--- Start ---

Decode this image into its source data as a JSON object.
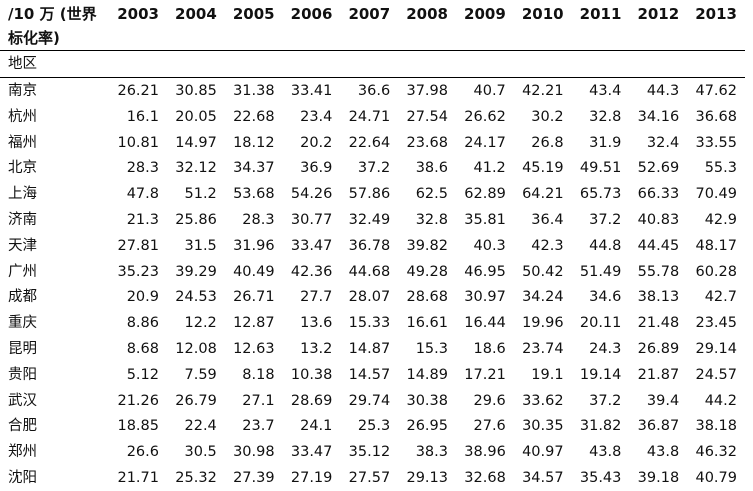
{
  "table": {
    "header_lines": [
      "/10 万 (世界",
      "标化率)"
    ],
    "columns": [
      "2003",
      "2004",
      "2005",
      "2006",
      "2007",
      "2008",
      "2009",
      "2010",
      "2011",
      "2012",
      "2013"
    ],
    "group_label": "地区",
    "rows": [
      [
        "南京",
        "26.21",
        "30.85",
        "31.38",
        "33.41",
        "36.6",
        "37.98",
        "40.7",
        "42.21",
        "43.4",
        "44.3",
        "47.62"
      ],
      [
        "杭州",
        "16.1",
        "20.05",
        "22.68",
        "23.4",
        "24.71",
        "27.54",
        "26.62",
        "30.2",
        "32.8",
        "34.16",
        "36.68"
      ],
      [
        "福州",
        "10.81",
        "14.97",
        "18.12",
        "20.2",
        "22.64",
        "23.68",
        "24.17",
        "26.8",
        "31.9",
        "32.4",
        "33.55"
      ],
      [
        "北京",
        "28.3",
        "32.12",
        "34.37",
        "36.9",
        "37.2",
        "38.6",
        "41.2",
        "45.19",
        "49.51",
        "52.69",
        "55.3"
      ],
      [
        "上海",
        "47.8",
        "51.2",
        "53.68",
        "54.26",
        "57.86",
        "62.5",
        "62.89",
        "64.21",
        "65.73",
        "66.33",
        "70.49"
      ],
      [
        "济南",
        "21.3",
        "25.86",
        "28.3",
        "30.77",
        "32.49",
        "32.8",
        "35.81",
        "36.4",
        "37.2",
        "40.83",
        "42.9"
      ],
      [
        "天津",
        "27.81",
        "31.5",
        "31.96",
        "33.47",
        "36.78",
        "39.82",
        "40.3",
        "42.3",
        "44.8",
        "44.45",
        "48.17"
      ],
      [
        "广州",
        "35.23",
        "39.29",
        "40.49",
        "42.36",
        "44.68",
        "49.28",
        "46.95",
        "50.42",
        "51.49",
        "55.78",
        "60.28"
      ],
      [
        "成都",
        "20.9",
        "24.53",
        "26.71",
        "27.7",
        "28.07",
        "28.68",
        "30.97",
        "34.24",
        "34.6",
        "38.13",
        "42.7"
      ],
      [
        "重庆",
        "8.86",
        "12.2",
        "12.87",
        "13.6",
        "15.33",
        "16.61",
        "16.44",
        "19.96",
        "20.11",
        "21.48",
        "23.45"
      ],
      [
        "昆明",
        "8.68",
        "12.08",
        "12.63",
        "13.2",
        "14.87",
        "15.3",
        "18.6",
        "23.74",
        "24.3",
        "26.89",
        "29.14"
      ],
      [
        "贵阳",
        "5.12",
        "7.59",
        "8.18",
        "10.38",
        "14.57",
        "14.89",
        "17.21",
        "19.1",
        "19.14",
        "21.87",
        "24.57"
      ],
      [
        "武汉",
        "21.26",
        "26.79",
        "27.1",
        "28.69",
        "29.74",
        "30.38",
        "29.6",
        "33.62",
        "37.2",
        "39.4",
        "44.2"
      ],
      [
        "合肥",
        "18.85",
        "22.4",
        "23.7",
        "24.1",
        "25.3",
        "26.95",
        "27.6",
        "30.35",
        "31.82",
        "36.87",
        "38.18"
      ],
      [
        "郑州",
        "26.6",
        "30.5",
        "30.98",
        "33.47",
        "35.12",
        "38.3",
        "38.96",
        "40.97",
        "43.8",
        "43.8",
        "46.32"
      ],
      [
        "沈阳",
        "21.71",
        "25.32",
        "27.39",
        "27.19",
        "27.57",
        "29.13",
        "32.68",
        "34.57",
        "35.43",
        "39.18",
        "40.79"
      ]
    ]
  }
}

--- End ---

### What this task involves:
Pictures are to be left out; all else in the entries above is to be quoted exactly.

### Result of this task:
Decode this image into its source data as a JSON object.
{
  "table": {
    "header_lines": [
      "/10 万 (世界",
      "标化率)"
    ],
    "columns": [
      "2003",
      "2004",
      "2005",
      "2006",
      "2007",
      "2008",
      "2009",
      "2010",
      "2011",
      "2012",
      "2013"
    ],
    "group_label": "地区",
    "rows": [
      [
        "南京",
        "26.21",
        "30.85",
        "31.38",
        "33.41",
        "36.6",
        "37.98",
        "40.7",
        "42.21",
        "43.4",
        "44.3",
        "47.62"
      ],
      [
        "杭州",
        "16.1",
        "20.05",
        "22.68",
        "23.4",
        "24.71",
        "27.54",
        "26.62",
        "30.2",
        "32.8",
        "34.16",
        "36.68"
      ],
      [
        "福州",
        "10.81",
        "14.97",
        "18.12",
        "20.2",
        "22.64",
        "23.68",
        "24.17",
        "26.8",
        "31.9",
        "32.4",
        "33.55"
      ],
      [
        "北京",
        "28.3",
        "32.12",
        "34.37",
        "36.9",
        "37.2",
        "38.6",
        "41.2",
        "45.19",
        "49.51",
        "52.69",
        "55.3"
      ],
      [
        "上海",
        "47.8",
        "51.2",
        "53.68",
        "54.26",
        "57.86",
        "62.5",
        "62.89",
        "64.21",
        "65.73",
        "66.33",
        "70.49"
      ],
      [
        "济南",
        "21.3",
        "25.86",
        "28.3",
        "30.77",
        "32.49",
        "32.8",
        "35.81",
        "36.4",
        "37.2",
        "40.83",
        "42.9"
      ],
      [
        "天津",
        "27.81",
        "31.5",
        "31.96",
        "33.47",
        "36.78",
        "39.82",
        "40.3",
        "42.3",
        "44.8",
        "44.45",
        "48.17"
      ],
      [
        "广州",
        "35.23",
        "39.29",
        "40.49",
        "42.36",
        "44.68",
        "49.28",
        "46.95",
        "50.42",
        "51.49",
        "55.78",
        "60.28"
      ],
      [
        "成都",
        "20.9",
        "24.53",
        "26.71",
        "27.7",
        "28.07",
        "28.68",
        "30.97",
        "34.24",
        "34.6",
        "38.13",
        "42.7"
      ],
      [
        "重庆",
        "8.86",
        "12.2",
        "12.87",
        "13.6",
        "15.33",
        "16.61",
        "16.44",
        "19.96",
        "20.11",
        "21.48",
        "23.45"
      ],
      [
        "昆明",
        "8.68",
        "12.08",
        "12.63",
        "13.2",
        "14.87",
        "15.3",
        "18.6",
        "23.74",
        "24.3",
        "26.89",
        "29.14"
      ],
      [
        "贵阳",
        "5.12",
        "7.59",
        "8.18",
        "10.38",
        "14.57",
        "14.89",
        "17.21",
        "19.1",
        "19.14",
        "21.87",
        "24.57"
      ],
      [
        "武汉",
        "21.26",
        "26.79",
        "27.1",
        "28.69",
        "29.74",
        "30.38",
        "29.6",
        "33.62",
        "37.2",
        "39.4",
        "44.2"
      ],
      [
        "合肥",
        "18.85",
        "22.4",
        "23.7",
        "24.1",
        "25.3",
        "26.95",
        "27.6",
        "30.35",
        "31.82",
        "36.87",
        "38.18"
      ],
      [
        "郑州",
        "26.6",
        "30.5",
        "30.98",
        "33.47",
        "35.12",
        "38.3",
        "38.96",
        "40.97",
        "43.8",
        "43.8",
        "46.32"
      ],
      [
        "沈阳",
        "21.71",
        "25.32",
        "27.39",
        "27.19",
        "27.57",
        "29.13",
        "32.68",
        "34.57",
        "35.43",
        "39.18",
        "40.79"
      ]
    ]
  }
}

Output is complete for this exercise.